Aim - Please print the listing below word for word, from its first line through the line containing "lon-label-90e: 90 E [412, 216, 443, 233]", including that line.

Start Given entries

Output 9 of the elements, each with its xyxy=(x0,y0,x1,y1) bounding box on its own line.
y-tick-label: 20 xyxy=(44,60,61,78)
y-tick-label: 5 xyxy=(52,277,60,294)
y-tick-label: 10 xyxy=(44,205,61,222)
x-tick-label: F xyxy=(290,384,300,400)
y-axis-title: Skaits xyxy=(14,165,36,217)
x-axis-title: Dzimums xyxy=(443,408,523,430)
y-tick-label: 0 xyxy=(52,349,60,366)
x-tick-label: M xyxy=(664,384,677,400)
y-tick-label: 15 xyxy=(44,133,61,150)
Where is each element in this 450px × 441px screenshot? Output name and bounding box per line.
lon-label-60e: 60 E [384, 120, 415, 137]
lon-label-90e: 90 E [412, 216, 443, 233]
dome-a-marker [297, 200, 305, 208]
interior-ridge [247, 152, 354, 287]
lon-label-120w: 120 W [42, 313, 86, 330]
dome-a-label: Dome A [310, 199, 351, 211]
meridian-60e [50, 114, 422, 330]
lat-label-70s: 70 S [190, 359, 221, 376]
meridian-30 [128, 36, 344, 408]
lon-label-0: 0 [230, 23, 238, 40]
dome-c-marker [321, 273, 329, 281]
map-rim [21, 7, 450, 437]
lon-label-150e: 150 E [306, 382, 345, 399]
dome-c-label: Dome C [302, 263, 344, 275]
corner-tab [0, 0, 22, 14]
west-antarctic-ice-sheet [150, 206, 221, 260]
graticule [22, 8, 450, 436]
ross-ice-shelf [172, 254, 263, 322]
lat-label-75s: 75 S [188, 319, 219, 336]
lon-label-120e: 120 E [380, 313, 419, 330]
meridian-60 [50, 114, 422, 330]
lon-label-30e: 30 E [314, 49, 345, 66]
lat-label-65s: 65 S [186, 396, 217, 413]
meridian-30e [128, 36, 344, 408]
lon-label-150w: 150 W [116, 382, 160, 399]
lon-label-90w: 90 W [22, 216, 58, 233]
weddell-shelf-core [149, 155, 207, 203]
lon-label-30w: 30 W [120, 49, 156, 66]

End Given entries

Final result -
Output 9 of the elements, each with its xyxy=(x0,y0,x1,y1) bounding box on its own line.
y-tick-label: 20 xyxy=(44,60,61,78)
y-tick-label: 5 xyxy=(52,277,60,294)
y-tick-label: 10 xyxy=(44,205,61,222)
x-tick-label: F xyxy=(290,384,300,400)
y-axis-title: Skaits xyxy=(14,165,36,217)
x-axis-title: Dzimums xyxy=(443,408,523,430)
y-tick-label: 0 xyxy=(52,349,60,366)
x-tick-label: M xyxy=(664,384,677,400)
y-tick-label: 15 xyxy=(44,133,61,150)
Where is each element in this 450px × 441px screenshot? Output name and bounding box per line.
lon-label-60e: 60 E [384, 120, 415, 137]
lon-label-90e: 90 E [412, 216, 443, 233]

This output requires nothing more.